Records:
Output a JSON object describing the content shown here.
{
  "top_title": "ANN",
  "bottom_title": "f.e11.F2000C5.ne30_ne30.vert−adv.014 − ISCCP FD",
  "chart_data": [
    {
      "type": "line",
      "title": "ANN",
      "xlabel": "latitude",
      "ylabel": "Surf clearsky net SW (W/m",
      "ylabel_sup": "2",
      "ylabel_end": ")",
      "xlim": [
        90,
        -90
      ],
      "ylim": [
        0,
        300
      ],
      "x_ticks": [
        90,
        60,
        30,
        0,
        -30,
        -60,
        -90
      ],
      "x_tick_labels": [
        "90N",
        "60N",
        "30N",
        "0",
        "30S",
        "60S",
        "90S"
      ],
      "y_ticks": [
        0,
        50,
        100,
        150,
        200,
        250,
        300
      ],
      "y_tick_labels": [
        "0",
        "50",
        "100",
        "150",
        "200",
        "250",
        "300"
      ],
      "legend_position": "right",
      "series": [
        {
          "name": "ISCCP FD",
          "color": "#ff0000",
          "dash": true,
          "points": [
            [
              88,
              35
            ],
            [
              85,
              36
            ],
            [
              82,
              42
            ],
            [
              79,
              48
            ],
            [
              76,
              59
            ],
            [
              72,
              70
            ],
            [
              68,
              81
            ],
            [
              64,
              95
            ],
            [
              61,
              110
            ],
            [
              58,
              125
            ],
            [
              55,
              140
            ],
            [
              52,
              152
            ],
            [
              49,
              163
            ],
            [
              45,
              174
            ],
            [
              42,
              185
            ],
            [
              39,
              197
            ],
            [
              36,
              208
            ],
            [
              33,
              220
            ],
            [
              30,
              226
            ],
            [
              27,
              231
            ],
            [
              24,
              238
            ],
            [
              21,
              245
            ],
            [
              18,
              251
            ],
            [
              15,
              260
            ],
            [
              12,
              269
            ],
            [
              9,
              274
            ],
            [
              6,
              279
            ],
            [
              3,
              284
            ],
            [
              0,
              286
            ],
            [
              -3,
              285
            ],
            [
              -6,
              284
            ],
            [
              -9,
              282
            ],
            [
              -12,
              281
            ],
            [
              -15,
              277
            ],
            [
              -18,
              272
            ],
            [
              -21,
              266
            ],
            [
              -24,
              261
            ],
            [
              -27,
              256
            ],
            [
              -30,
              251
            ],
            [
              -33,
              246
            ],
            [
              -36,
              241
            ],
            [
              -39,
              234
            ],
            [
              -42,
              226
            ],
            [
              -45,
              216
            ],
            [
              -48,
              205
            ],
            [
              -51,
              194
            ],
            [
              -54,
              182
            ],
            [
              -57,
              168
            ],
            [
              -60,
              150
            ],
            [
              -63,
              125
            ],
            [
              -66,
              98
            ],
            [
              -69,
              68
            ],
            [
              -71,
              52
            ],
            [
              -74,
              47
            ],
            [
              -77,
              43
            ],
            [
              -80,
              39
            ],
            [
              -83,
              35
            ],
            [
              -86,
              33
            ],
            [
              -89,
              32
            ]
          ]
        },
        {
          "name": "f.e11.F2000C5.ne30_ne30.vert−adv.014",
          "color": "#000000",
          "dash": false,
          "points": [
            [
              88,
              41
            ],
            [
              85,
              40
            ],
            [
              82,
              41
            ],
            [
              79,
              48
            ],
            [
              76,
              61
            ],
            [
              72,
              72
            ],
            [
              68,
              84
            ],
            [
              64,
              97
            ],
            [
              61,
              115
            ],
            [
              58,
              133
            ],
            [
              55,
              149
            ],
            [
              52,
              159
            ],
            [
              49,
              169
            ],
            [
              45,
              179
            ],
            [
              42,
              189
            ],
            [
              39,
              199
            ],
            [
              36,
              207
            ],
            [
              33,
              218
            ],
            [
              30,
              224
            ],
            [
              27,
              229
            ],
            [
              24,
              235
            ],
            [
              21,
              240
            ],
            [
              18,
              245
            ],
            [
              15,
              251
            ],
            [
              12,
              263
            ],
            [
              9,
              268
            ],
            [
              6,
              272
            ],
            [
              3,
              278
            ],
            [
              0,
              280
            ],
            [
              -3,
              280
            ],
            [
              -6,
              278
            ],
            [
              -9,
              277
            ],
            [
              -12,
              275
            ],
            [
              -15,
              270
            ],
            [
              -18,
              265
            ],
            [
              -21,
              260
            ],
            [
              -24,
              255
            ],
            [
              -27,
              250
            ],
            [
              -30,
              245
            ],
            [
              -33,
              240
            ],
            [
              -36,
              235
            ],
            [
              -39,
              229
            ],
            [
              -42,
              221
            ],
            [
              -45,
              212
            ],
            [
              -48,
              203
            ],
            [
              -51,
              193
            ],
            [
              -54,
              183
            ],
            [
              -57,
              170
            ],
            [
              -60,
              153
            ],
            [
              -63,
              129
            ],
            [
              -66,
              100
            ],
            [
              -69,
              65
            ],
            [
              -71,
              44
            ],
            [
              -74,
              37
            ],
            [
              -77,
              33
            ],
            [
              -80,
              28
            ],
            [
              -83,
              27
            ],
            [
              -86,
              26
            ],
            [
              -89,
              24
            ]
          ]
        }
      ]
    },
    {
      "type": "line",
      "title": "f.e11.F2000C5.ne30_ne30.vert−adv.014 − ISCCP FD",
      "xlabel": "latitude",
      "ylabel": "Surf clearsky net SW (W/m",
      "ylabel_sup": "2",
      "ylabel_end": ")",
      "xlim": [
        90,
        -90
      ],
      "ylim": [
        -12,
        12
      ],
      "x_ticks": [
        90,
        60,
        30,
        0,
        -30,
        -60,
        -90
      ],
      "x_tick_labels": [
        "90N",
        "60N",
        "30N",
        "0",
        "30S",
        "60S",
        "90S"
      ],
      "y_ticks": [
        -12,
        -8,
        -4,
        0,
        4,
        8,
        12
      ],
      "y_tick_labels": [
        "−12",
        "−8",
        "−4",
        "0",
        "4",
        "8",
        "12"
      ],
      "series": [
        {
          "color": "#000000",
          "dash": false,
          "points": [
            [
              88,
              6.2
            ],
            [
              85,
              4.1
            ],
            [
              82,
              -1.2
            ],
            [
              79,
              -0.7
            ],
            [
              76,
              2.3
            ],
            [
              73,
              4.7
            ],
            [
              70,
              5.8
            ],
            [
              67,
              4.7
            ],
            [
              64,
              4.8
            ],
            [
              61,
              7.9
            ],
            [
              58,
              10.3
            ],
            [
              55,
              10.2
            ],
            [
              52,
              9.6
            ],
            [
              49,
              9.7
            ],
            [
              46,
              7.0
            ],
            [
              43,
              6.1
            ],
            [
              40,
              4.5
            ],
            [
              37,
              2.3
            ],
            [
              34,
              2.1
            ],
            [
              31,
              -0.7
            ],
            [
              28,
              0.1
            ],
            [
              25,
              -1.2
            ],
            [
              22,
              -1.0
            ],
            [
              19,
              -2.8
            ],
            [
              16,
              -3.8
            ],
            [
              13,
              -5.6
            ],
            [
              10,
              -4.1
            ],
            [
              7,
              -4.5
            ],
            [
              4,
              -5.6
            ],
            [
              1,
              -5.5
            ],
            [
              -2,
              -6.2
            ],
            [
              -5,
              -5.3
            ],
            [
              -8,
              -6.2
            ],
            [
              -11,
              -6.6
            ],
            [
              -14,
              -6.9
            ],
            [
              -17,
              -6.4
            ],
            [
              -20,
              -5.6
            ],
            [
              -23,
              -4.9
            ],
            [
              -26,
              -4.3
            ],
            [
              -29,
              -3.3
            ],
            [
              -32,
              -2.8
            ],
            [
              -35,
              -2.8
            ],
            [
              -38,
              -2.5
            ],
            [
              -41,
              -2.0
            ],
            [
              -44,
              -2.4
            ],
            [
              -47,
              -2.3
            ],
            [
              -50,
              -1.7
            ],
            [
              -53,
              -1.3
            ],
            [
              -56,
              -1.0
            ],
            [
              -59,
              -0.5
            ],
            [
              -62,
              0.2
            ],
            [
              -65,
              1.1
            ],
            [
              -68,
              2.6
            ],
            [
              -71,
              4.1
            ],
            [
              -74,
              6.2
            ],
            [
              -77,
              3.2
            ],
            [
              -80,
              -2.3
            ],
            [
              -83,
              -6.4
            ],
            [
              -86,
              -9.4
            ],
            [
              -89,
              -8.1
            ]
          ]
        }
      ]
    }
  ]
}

## EXERCISE AIM
Return each line of the data that contains the string "name".

## THE OUTPUT
          "name": "ISCCP FD",
          "name": "f.e11.F2000C5.ne30_ne30.vert−adv.014",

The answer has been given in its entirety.